▶ _ESTRATTO DEL DOCUMENTO_
---+---

Certo, la notizia apparsa sul web non dura, al pari delle notizie sulla carta stampata, come la rosa del poeta Pierre de Ronsard, l’espace d’un matin, ma piuttosto assume forma durevole e incancellabile; chiunque la può leggere e rileggere, ovunque si trova nel mondo, e può utilizzarla come fonte di informazione. Ma la notizia non è un dato astratto alla mercé di tutti, perché riguarda la persona e la sua immagine in un dato momento storico; i dati personali, vale la pena ricordarlo, costituiscono una parte della espressione della personalità dell’individuo. Come ancora di recente, ha sostenuto la Corte di giustizia UE nella decisione c.d. Google Spain (2014) e poi ha ribadito e confermato nella sentenza sul caso Safe Harbour, o altrimenti c.d. Schrems (2015) [36]. Certo, si tratta di pronunce giurisdizionali che non si limitano solo ad affermare il diritto all’oblio ma anche, fra le altre questioni, il diritto alla privacy da applicare secondo il diritto europeo, anche nei confronti del mercato transnazionale dei dati, specie con gli Usa. Va senz’altro ricordata, inoltre, la pronuncia della Corte di Giustizia UE (causa C-507/17), sempre in materia di diritto all’oblio e nota come Google vs. CNIL (Commission nationale de l’informatique et des libertés), dove si può riscontrare una sorta di passo indietro nella tutela del diritto all’oblio e un passo in avanti per il motore di ricerca Google. Viene, infatti, a essere delimitato territorialmente il diritto all’oblio, circoscrivendo l’obbligo di deindicizzazione alle sole versioni del motore di ricerca corrispondenti a tutti gli Stati membri dell’Unione europea, senza che la deindicizzazione avvenga in tutte le versioni del motore di ricerca a livello globale[37]. Ultima, per adesso, è la sentenza sempre della CGUE (causa C-18/18) riguardante Facebook, relativa alla pubblicazione su una pagina personale di foto e commenti ritenuti lesivi del diritto della personalità, che merita di essere qui quantomeno segnalata, anche perché presenta significativi rilievi in punto di riservatezza e diritto all’oblio[38].

---+---

▶ _COMPLETA QUANTO SEGUE_
a - Secondo il brano sul diritto all'oblio, a quali versioni del motore di ricerca la sentenza Google vs. CNIL limita l'obbligo di deindicizzazione?
b - Prosegui il brano sul diritto all'oblio a partire dall'ultima frase riportata.

▶ _Annotazioni dei riquadri degli elementi_
---+---

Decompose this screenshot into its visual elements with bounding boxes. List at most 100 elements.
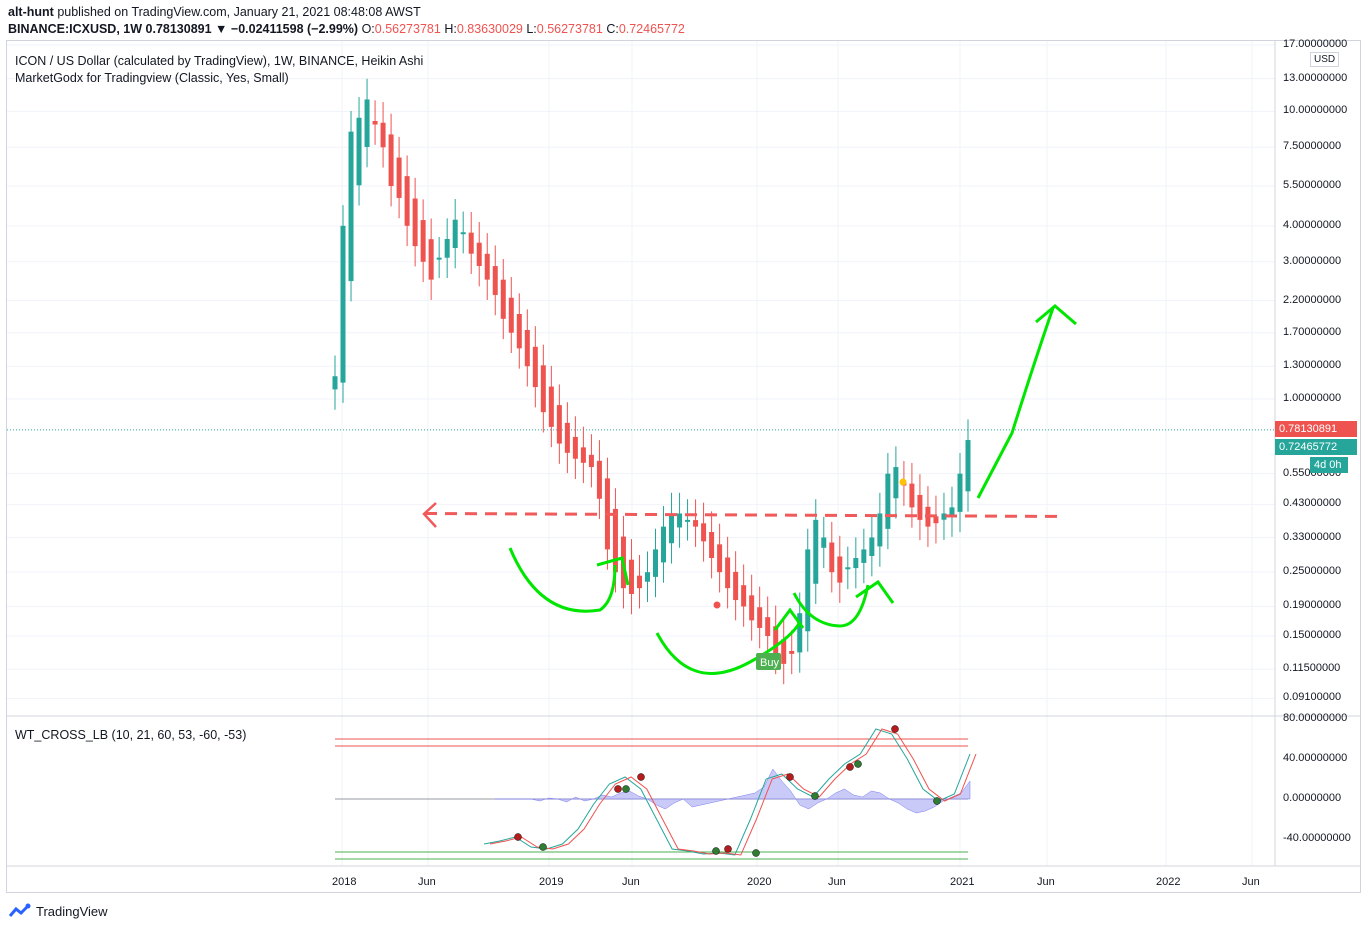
candle-body [773, 626, 779, 654]
candle-body [757, 607, 763, 628]
candle-body [628, 559, 634, 594]
osc-cross-dot [846, 763, 854, 771]
candle-body [877, 513, 883, 547]
change: 0.78130891 ▼ −0.02411598 (−2.99%) [145, 22, 359, 36]
candle-body [404, 176, 410, 226]
candle-body [612, 508, 618, 573]
candle-body [661, 526, 667, 563]
candle-body [677, 513, 683, 528]
countdown-tag: 4d 0h [1310, 457, 1348, 473]
drawn-projection [976, 307, 1055, 499]
price-tick: 7.50000000 [1283, 140, 1342, 153]
candle-body [476, 242, 482, 266]
price-tick: 2.20000000 [1283, 293, 1342, 306]
price-tick: 10.00000000 [1283, 104, 1348, 117]
currency-badge[interactable]: USD [1310, 52, 1340, 67]
candle-body [468, 232, 474, 254]
candle-body [484, 253, 490, 280]
candle-body [644, 572, 650, 582]
drawn-curve-3 [792, 584, 870, 628]
publish-info: alt-hunt published on TradingView.com, J… [8, 5, 421, 19]
price-tick: 1.00000000 [1283, 392, 1342, 404]
candle-body [813, 519, 819, 584]
candle-body [460, 232, 466, 235]
osc-cross-dot [933, 797, 941, 805]
drawn-arrow-2 [773, 607, 805, 631]
chart-frame[interactable] [6, 40, 1361, 893]
candle-body [741, 585, 747, 607]
time-tick: Jun [622, 876, 640, 888]
candle-body [941, 513, 947, 520]
time-tick: Jun [828, 876, 846, 888]
candle-body [885, 473, 891, 529]
price-tick: 1.30000000 [1283, 359, 1342, 372]
osc-fast-line [483, 728, 971, 856]
low-label: L: [526, 22, 537, 36]
candle-body [596, 460, 602, 499]
candle-body [532, 346, 538, 388]
candle-body [861, 549, 867, 563]
candle-body [340, 225, 346, 383]
indicator-legend: MarketGodx for Tradingview (Classic, Yes… [15, 71, 289, 85]
publish-date: published on TradingView.com, January 21… [57, 5, 421, 19]
price-tick: 0.11500000 [1283, 662, 1341, 675]
tradingview-logo[interactable]: TradingView [8, 903, 108, 919]
candle-body [709, 532, 715, 559]
price-tick: 0.33000000 [1283, 530, 1342, 543]
close-price-tag: 0.72465772 [1275, 439, 1357, 455]
candle-body [893, 467, 899, 499]
candle-body [428, 239, 434, 280]
candle-body [332, 376, 338, 390]
drawn-curve-1 [508, 547, 617, 613]
candle-body [837, 556, 843, 583]
brand-text: TradingView [36, 903, 108, 919]
candle-body [548, 386, 554, 427]
candle-body [564, 422, 570, 453]
candle-body [492, 266, 498, 295]
time-tick: Jun [1037, 876, 1055, 888]
last-price-tag: 0.78130891 [1275, 421, 1357, 437]
candle-body [965, 440, 971, 492]
candle-body [540, 365, 546, 413]
candle-body [380, 122, 386, 148]
price-tick: 3.00000000 [1283, 254, 1342, 267]
ohlc-line: BINANCE:ICXUSD, 1W 0.78130891 ▼ −0.02411… [8, 22, 685, 36]
candle-body [845, 567, 851, 570]
candle-body [364, 99, 370, 147]
osc-cross-dot [712, 847, 720, 855]
candle-body [685, 519, 691, 522]
price-tick: 13.00000000 [1283, 71, 1348, 84]
osc-cross-dot [514, 833, 522, 841]
candle-body [556, 405, 562, 444]
price-tick: 5.50000000 [1283, 179, 1342, 192]
candle-body [829, 542, 835, 573]
candle-body [917, 494, 923, 520]
osc-cross-dot [724, 845, 732, 853]
price-tick: 0.25000000 [1283, 565, 1342, 578]
price-tick: 1.70000000 [1283, 325, 1342, 338]
publisher-name[interactable]: alt-hunt [8, 5, 54, 19]
candle-body [733, 571, 739, 601]
candle-body [516, 313, 522, 349]
close-label: C: [606, 22, 619, 36]
candle-body [805, 549, 811, 632]
oscillator-legend: WT_CROSS_LB (10, 21, 60, 53, -60, -53) [15, 728, 247, 742]
osc-cross-dot [854, 760, 862, 768]
candle-body [749, 595, 755, 621]
open-label: O: [361, 22, 375, 36]
candle-body [869, 537, 875, 556]
candle-body [588, 454, 594, 468]
drawn-arrow-1 [596, 556, 630, 586]
drawn-arrow-3 [855, 579, 895, 604]
price-tick: 0.43000000 [1283, 497, 1342, 510]
candle-body [765, 617, 771, 636]
time-tick: 2019 [539, 876, 564, 888]
signal-dot [899, 478, 907, 486]
osc-cross-dot [614, 785, 622, 793]
sell-dot [713, 601, 721, 609]
candle-body [669, 513, 675, 544]
time-tick: 2018 [332, 876, 357, 888]
support-arrow-left [422, 502, 437, 528]
price-tick: 0.15000000 [1283, 629, 1342, 641]
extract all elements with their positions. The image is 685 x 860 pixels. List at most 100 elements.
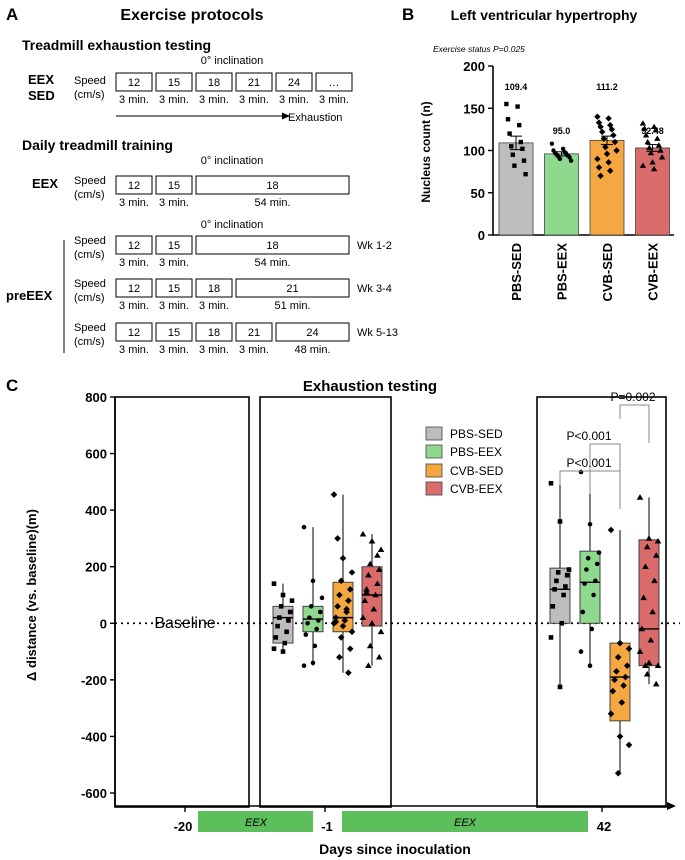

---+---

▶ _RISPOSTE AGLI ESERCIZI_
a - Alle sole versioni del motore di ricerca corrispondenti a tutti gli Stati membri dell'Unione europea.

b -
Un cenno, infine, alla codificazione del diritto all’oblio nel Regolamento (UE) 2016/679 (General Data Protection Regulation: GDPR). All’art. 17 è prevista la possibilità di richiedere la cancellazione dei dati esercitando così il diritto all’oblio: nei casi in cui i dati personali non siano più necessari rispetto alla finalità per cui erano stati originariamente trattati, ovvero nel caso in cui siano stati trattati illecitamente, oppure quando l’interessato abbia revocato il consenso o si sia opposto al loro trattamento. Vi è anche l’ipotesi in cui la cancellazione costituisca un obbligo giuridico che proviene dal diritto UE ovvero degli Stati membri. Sono previsti casi in cui il titolare del trattamento può opporre rifiuto alla cancellazione, come nel caso del rispetto all’esercizio del diritto alla libertà di espressione e di informazione[39]. Certo, la regolamentazione europea è una significativa affermazione del diritto all’oblio, che da creazione giurisprudenziale transita alla codificazione normativa: quasi una sorta di passaggio dal common law al civil law.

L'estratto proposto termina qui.